▶ **Work to complete**
Look over the lines below. Report each one that includes the string "okretanjem".

▶ **Listed records**
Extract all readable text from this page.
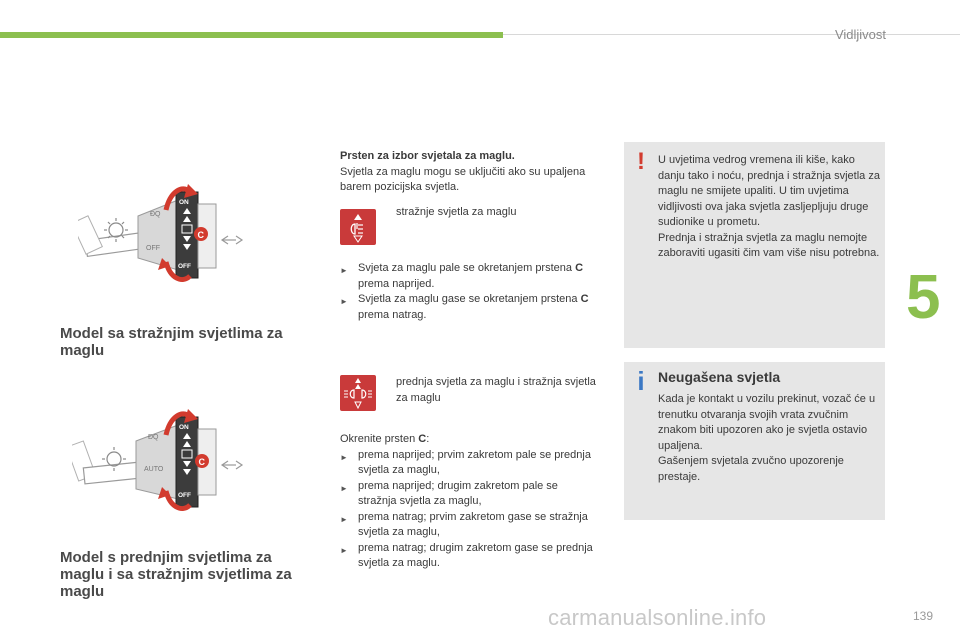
Vidljivost
5
139
ĐQ
OFF
ON
OFF
C
Model sa stražnjim svjetlima za maglu
ĐQ
AUTO
ON
OFF
C
Model s prednjim svjetlima za maglu i sa stražnjim svjetlima za maglu
Prsten za izbor svjetala za maglu.
Svjetla za maglu mogu se uključiti ako su upaljena barem pozicijska svjetla.
stražnje svjetla za maglu
► Svjeta za maglu pale se okretanjem prstena C prema naprijed.
► Svjetla za maglu gase se okretanjem prstena C prema natrag.
prednja svjetla za maglu i stražnja svjetla za maglu
Okrenite prsten C:
► prema naprijed; prvim zakretom pale se prednja svjetla za maglu,
► prema naprijed; drugim zakretom pale se stražnja svjetla za maglu,
► prema natrag; prvim zakretom gase se stražnja svjetla za maglu,
► prema natrag; drugim zakretom gase se prednja svjetla za maglu.
! U uvjetima vedrog vremena ili kiše, kako danju tako i noću, prednja i stražnja svjetla za maglu ne smijete upaliti. U tim uvjetima vidljivosti ova jaka svjetla zasljepljuju druge sudionike u prometu.
Prednja i stražnja svjetla za maglu nemojte zaboraviti ugasiti čim vam više nisu potrebna.
i Neugašena svjetla
Kada je kontakt u vozilu prekinut, vozač će u trenutku otvaranja svojih vrata zvučnim znakom biti upozoren ako je svjetla ostavio upaljena.
Gašenjem svjetala zvučno upozorenje prestaje.
carmanualsonline.info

▶ **Correct response**
► Svjeta za maglu pale se okretanjem prstena C prema naprijed.
► Svjetla za maglu gase se okretanjem prstena C prema natrag.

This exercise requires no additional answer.